*WHAT THE TASK REQUIRES:* Give every line of the data again, unchanged, but with no pictures.
>>>>>
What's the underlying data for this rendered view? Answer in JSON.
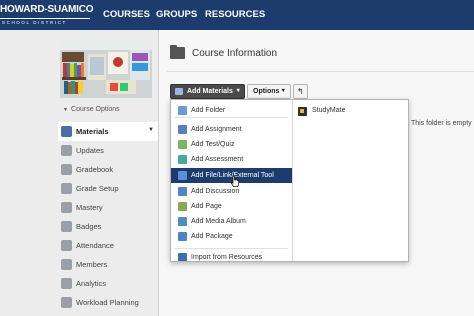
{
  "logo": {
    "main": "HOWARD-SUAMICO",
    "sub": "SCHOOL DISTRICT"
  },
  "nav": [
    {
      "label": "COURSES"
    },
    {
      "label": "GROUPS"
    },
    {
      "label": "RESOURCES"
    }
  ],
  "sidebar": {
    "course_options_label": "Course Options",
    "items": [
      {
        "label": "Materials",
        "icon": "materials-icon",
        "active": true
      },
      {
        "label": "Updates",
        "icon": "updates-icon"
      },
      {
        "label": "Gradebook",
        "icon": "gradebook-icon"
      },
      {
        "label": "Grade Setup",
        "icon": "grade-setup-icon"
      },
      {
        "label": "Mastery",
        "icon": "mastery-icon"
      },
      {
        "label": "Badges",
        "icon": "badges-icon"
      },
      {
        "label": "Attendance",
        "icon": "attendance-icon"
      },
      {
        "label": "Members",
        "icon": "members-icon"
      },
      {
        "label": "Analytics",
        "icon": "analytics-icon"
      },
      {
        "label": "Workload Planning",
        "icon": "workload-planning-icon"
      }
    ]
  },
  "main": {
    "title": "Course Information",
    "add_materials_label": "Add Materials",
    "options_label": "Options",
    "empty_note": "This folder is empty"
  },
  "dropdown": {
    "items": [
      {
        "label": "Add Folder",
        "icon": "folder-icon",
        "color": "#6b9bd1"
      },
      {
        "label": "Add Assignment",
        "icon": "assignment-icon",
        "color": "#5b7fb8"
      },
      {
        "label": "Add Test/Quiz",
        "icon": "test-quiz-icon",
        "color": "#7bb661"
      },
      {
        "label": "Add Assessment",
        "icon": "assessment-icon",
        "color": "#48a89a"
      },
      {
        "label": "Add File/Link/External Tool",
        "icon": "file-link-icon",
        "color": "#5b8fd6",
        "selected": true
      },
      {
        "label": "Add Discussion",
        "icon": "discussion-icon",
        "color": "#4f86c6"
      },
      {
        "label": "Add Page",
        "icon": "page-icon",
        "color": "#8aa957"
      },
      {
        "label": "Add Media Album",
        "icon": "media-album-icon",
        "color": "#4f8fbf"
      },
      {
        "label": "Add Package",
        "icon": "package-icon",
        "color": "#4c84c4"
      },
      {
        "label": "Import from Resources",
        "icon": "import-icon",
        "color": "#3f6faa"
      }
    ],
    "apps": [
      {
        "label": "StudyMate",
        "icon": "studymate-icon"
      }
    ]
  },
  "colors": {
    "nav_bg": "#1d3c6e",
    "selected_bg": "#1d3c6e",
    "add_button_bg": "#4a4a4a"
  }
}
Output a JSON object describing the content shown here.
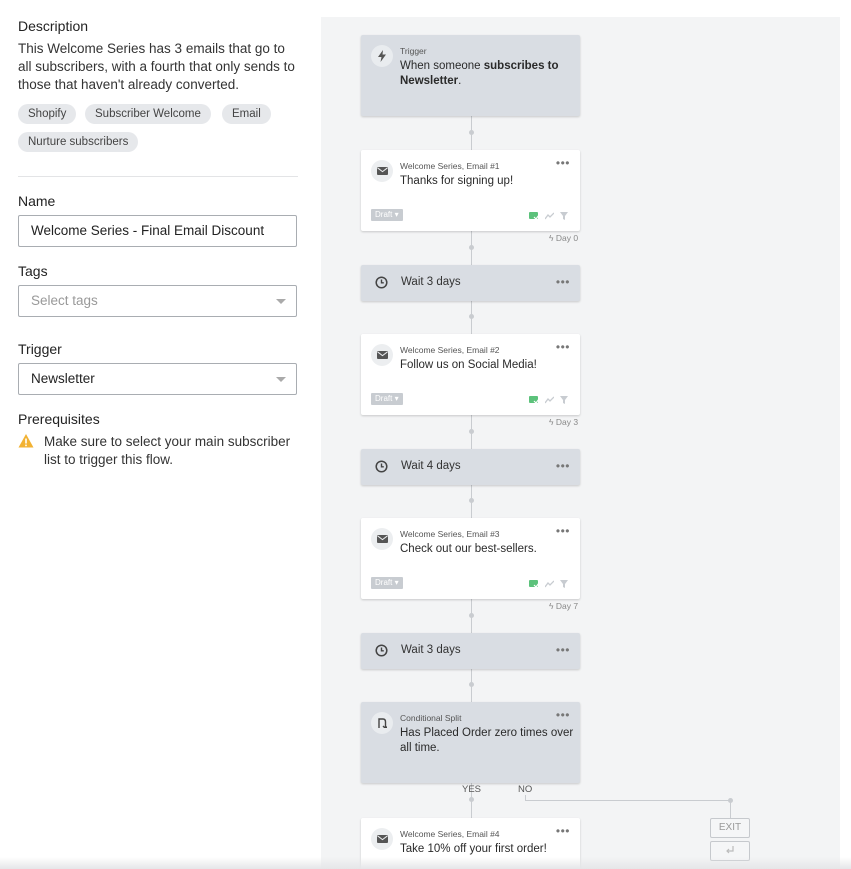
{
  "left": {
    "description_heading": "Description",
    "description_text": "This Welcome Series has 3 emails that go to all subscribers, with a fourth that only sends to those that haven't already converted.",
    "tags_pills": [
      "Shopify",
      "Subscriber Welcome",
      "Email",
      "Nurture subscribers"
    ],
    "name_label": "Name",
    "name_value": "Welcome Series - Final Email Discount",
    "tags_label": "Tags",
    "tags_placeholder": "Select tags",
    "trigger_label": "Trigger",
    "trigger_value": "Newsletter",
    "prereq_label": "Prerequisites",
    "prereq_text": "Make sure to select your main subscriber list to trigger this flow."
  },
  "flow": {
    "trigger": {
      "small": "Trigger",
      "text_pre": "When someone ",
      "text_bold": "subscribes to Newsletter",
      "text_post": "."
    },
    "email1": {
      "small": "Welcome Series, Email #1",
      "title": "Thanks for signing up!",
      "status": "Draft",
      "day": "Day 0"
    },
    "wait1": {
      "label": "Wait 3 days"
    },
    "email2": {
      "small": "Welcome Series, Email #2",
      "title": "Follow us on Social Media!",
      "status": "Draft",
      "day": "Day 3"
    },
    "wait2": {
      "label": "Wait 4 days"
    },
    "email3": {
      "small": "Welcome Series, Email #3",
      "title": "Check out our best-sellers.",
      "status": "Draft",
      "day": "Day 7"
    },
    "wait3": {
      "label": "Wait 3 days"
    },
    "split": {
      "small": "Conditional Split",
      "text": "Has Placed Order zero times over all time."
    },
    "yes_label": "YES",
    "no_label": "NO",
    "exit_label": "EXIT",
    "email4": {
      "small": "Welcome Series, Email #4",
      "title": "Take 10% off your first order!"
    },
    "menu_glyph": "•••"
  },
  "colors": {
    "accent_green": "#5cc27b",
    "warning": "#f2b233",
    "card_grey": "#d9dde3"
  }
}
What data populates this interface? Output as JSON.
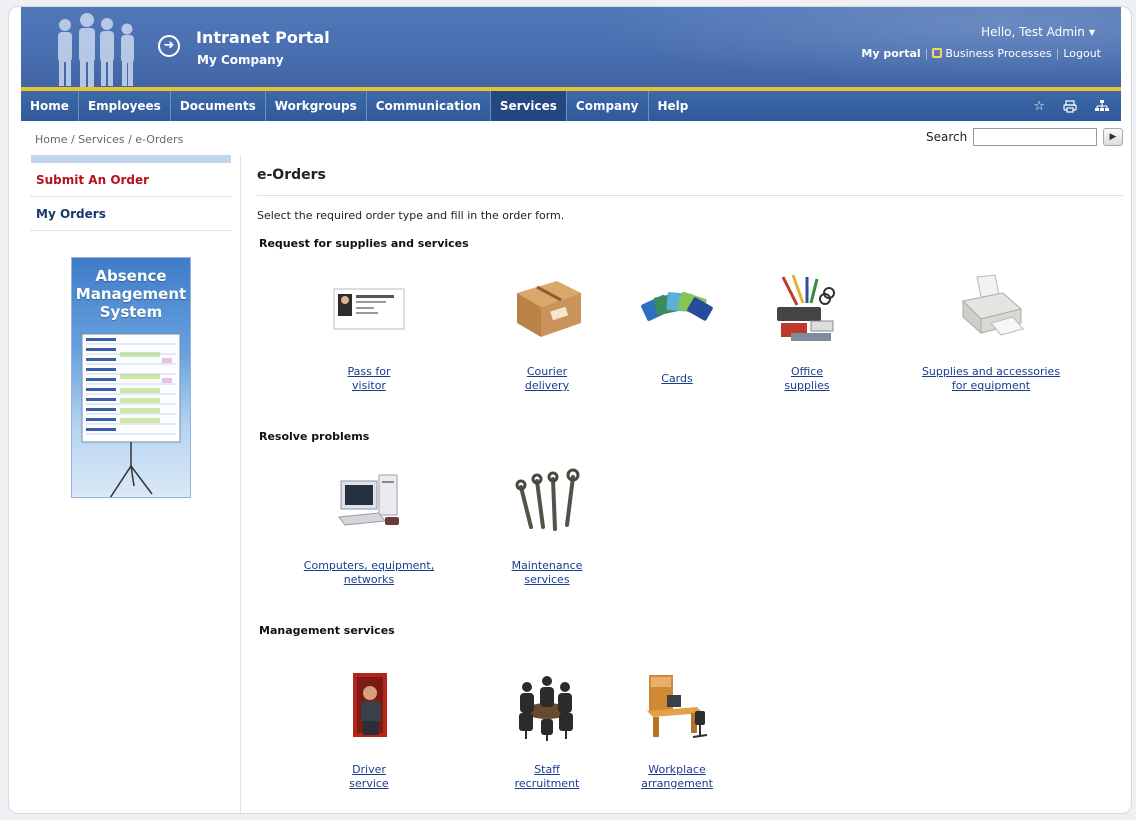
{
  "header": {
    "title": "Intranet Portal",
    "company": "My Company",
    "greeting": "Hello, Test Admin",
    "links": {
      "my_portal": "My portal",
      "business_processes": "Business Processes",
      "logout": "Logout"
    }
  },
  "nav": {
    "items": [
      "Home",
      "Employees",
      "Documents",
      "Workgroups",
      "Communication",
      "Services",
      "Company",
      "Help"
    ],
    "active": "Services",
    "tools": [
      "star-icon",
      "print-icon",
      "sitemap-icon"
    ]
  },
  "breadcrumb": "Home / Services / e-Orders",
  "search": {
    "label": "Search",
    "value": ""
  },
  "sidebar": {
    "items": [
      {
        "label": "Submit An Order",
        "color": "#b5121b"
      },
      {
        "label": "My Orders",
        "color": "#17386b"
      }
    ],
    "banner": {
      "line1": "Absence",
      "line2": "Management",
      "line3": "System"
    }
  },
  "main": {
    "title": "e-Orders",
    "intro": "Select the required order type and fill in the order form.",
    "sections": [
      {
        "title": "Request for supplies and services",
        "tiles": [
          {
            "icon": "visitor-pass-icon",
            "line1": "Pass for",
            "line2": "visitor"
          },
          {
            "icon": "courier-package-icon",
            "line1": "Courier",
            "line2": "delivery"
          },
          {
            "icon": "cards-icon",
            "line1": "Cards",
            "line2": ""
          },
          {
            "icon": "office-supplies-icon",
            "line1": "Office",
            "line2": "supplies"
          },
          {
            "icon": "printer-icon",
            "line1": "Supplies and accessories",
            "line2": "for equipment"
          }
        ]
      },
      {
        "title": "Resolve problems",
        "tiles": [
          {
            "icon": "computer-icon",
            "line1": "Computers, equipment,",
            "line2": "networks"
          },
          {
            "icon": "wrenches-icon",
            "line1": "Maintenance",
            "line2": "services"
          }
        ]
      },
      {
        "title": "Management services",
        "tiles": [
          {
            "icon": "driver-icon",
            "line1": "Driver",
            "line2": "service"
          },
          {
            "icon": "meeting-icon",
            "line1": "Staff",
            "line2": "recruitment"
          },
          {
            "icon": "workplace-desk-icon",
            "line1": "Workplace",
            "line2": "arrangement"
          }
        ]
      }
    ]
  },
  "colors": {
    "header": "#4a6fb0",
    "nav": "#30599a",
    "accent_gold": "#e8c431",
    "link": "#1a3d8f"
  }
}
<<<<<
*ANSWER TO THE EXERCISE:*
What's the underlying data for this rendered view? Answer in JSON.
{
  "logo": {
    "main": "HOWARD-SUAMICO",
    "sub": "SCHOOL DISTRICT"
  },
  "nav": [
    {
      "label": "COURSES"
    },
    {
      "label": "GROUPS"
    },
    {
      "label": "RESOURCES"
    }
  ],
  "sidebar": {
    "course_options_label": "Course Options",
    "items": [
      {
        "label": "Materials",
        "icon": "materials-icon",
        "active": true
      },
      {
        "label": "Updates",
        "icon": "updates-icon"
      },
      {
        "label": "Gradebook",
        "icon": "gradebook-icon"
      },
      {
        "label": "Grade Setup",
        "icon": "grade-setup-icon"
      },
      {
        "label": "Mastery",
        "icon": "mastery-icon"
      },
      {
        "label": "Badges",
        "icon": "badges-icon"
      },
      {
        "label": "Attendance",
        "icon": "attendance-icon"
      },
      {
        "label": "Members",
        "icon": "members-icon"
      },
      {
        "label": "Analytics",
        "icon": "analytics-icon"
      },
      {
        "label": "Workload Planning",
        "icon": "workload-planning-icon"
      }
    ]
  },
  "main": {
    "title": "Course Information",
    "add_materials_label": "Add Materials",
    "options_label": "Options",
    "empty_note": "This folder is empty"
  },
  "dropdown": {
    "items": [
      {
        "label": "Add Folder",
        "icon": "folder-icon",
        "color": "#6b9bd1"
      },
      {
        "label": "Add Assignment",
        "icon": "assignment-icon",
        "color": "#5b7fb8"
      },
      {
        "label": "Add Test/Quiz",
        "icon": "test-quiz-icon",
        "color": "#7bb661"
      },
      {
        "label": "Add Assessment",
        "icon": "assessment-icon",
        "color": "#48a89a"
      },
      {
        "label": "Add File/Link/External Tool",
        "icon": "file-link-icon",
        "color": "#5b8fd6",
        "selected": true
      },
      {
        "label": "Add Discussion",
        "icon": "discussion-icon",
        "color": "#4f86c6"
      },
      {
        "label": "Add Page",
        "icon": "page-icon",
        "color": "#8aa957"
      },
      {
        "label": "Add Media Album",
        "icon": "media-album-icon",
        "color": "#4f8fbf"
      },
      {
        "label": "Add Package",
        "icon": "package-icon",
        "color": "#4c84c4"
      },
      {
        "label": "Import from Resources",
        "icon": "import-icon",
        "color": "#3f6faa"
      }
    ],
    "apps": [
      {
        "label": "StudyMate",
        "icon": "studymate-icon"
      }
    ]
  },
  "colors": {
    "nav_bg": "#1d3c6e",
    "selected_bg": "#1d3c6e",
    "add_button_bg": "#4a4a4a"
  }
}
Output a JSON object describing the content shown here.
{
  "left": {
    "description_heading": "Description",
    "description_text": "This Welcome Series has 3 emails that go to all subscribers, with a fourth that only sends to those that haven't already converted.",
    "tags_pills": [
      "Shopify",
      "Subscriber Welcome",
      "Email",
      "Nurture subscribers"
    ],
    "name_label": "Name",
    "name_value": "Welcome Series - Final Email Discount",
    "tags_label": "Tags",
    "tags_placeholder": "Select tags",
    "trigger_label": "Trigger",
    "trigger_value": "Newsletter",
    "prereq_label": "Prerequisites",
    "prereq_text": "Make sure to select your main subscriber list to trigger this flow."
  },
  "flow": {
    "trigger": {
      "small": "Trigger",
      "text_pre": "When someone ",
      "text_bold": "subscribes to Newsletter",
      "text_post": "."
    },
    "email1": {
      "small": "Welcome Series, Email #1",
      "title": "Thanks for signing up!",
      "status": "Draft",
      "day": "Day 0"
    },
    "wait1": {
      "label": "Wait 3 days"
    },
    "email2": {
      "small": "Welcome Series, Email #2",
      "title": "Follow us on Social Media!",
      "status": "Draft",
      "day": "Day 3"
    },
    "wait2": {
      "label": "Wait 4 days"
    },
    "email3": {
      "small": "Welcome Series, Email #3",
      "title": "Check out our best-sellers.",
      "status": "Draft",
      "day": "Day 7"
    },
    "wait3": {
      "label": "Wait 3 days"
    },
    "split": {
      "small": "Conditional Split",
      "text": "Has Placed Order zero times over all time."
    },
    "yes_label": "YES",
    "no_label": "NO",
    "exit_label": "EXIT",
    "email4": {
      "small": "Welcome Series, Email #4",
      "title": "Take 10% off your first order!"
    },
    "menu_glyph": "•••"
  },
  "colors": {
    "accent_green": "#5cc27b",
    "warning": "#f2b233",
    "card_grey": "#d9dde3"
  }
}
What data populates this interface? Output as JSON.
{
  "header": {
    "title": "Intranet Portal",
    "company": "My Company",
    "greeting": "Hello, Test Admin",
    "links": {
      "my_portal": "My portal",
      "business_processes": "Business Processes",
      "logout": "Logout"
    }
  },
  "nav": {
    "items": [
      "Home",
      "Employees",
      "Documents",
      "Workgroups",
      "Communication",
      "Services",
      "Company",
      "Help"
    ],
    "active": "Services",
    "tools": [
      "star-icon",
      "print-icon",
      "sitemap-icon"
    ]
  },
  "breadcrumb": "Home / Services / e-Orders",
  "search": {
    "label": "Search",
    "value": ""
  },
  "sidebar": {
    "items": [
      {
        "label": "Submit An Order",
        "color": "#b5121b"
      },
      {
        "label": "My Orders",
        "color": "#17386b"
      }
    ],
    "banner": {
      "line1": "Absence",
      "line2": "Management",
      "line3": "System"
    }
  },
  "main": {
    "title": "e-Orders",
    "intro": "Select the required order type and fill in the order form.",
    "sections": [
      {
        "title": "Request for supplies and services",
        "tiles": [
          {
            "icon": "visitor-pass-icon",
            "line1": "Pass for",
            "line2": "visitor"
          },
          {
            "icon": "courier-package-icon",
            "line1": "Courier",
            "line2": "delivery"
          },
          {
            "icon": "cards-icon",
            "line1": "Cards",
            "line2": ""
          },
          {
            "icon": "office-supplies-icon",
            "line1": "Office",
            "line2": "supplies"
          },
          {
            "icon": "printer-icon",
            "line1": "Supplies and accessories",
            "line2": "for equipment"
          }
        ]
      },
      {
        "title": "Resolve problems",
        "tiles": [
          {
            "icon": "computer-icon",
            "line1": "Computers, equipment,",
            "line2": "networks"
          },
          {
            "icon": "wrenches-icon",
            "line1": "Maintenance",
            "line2": "services"
          }
        ]
      },
      {
        "title": "Management services",
        "tiles": [
          {
            "icon": "driver-icon",
            "line1": "Driver",
            "line2": "service"
          },
          {
            "icon": "meeting-icon",
            "line1": "Staff",
            "line2": "recruitment"
          },
          {
            "icon": "workplace-desk-icon",
            "line1": "Workplace",
            "line2": "arrangement"
          }
        ]
      }
    ]
  },
  "colors": {
    "header": "#4a6fb0",
    "nav": "#30599a",
    "accent_gold": "#e8c431",
    "link": "#1a3d8f"
  }
}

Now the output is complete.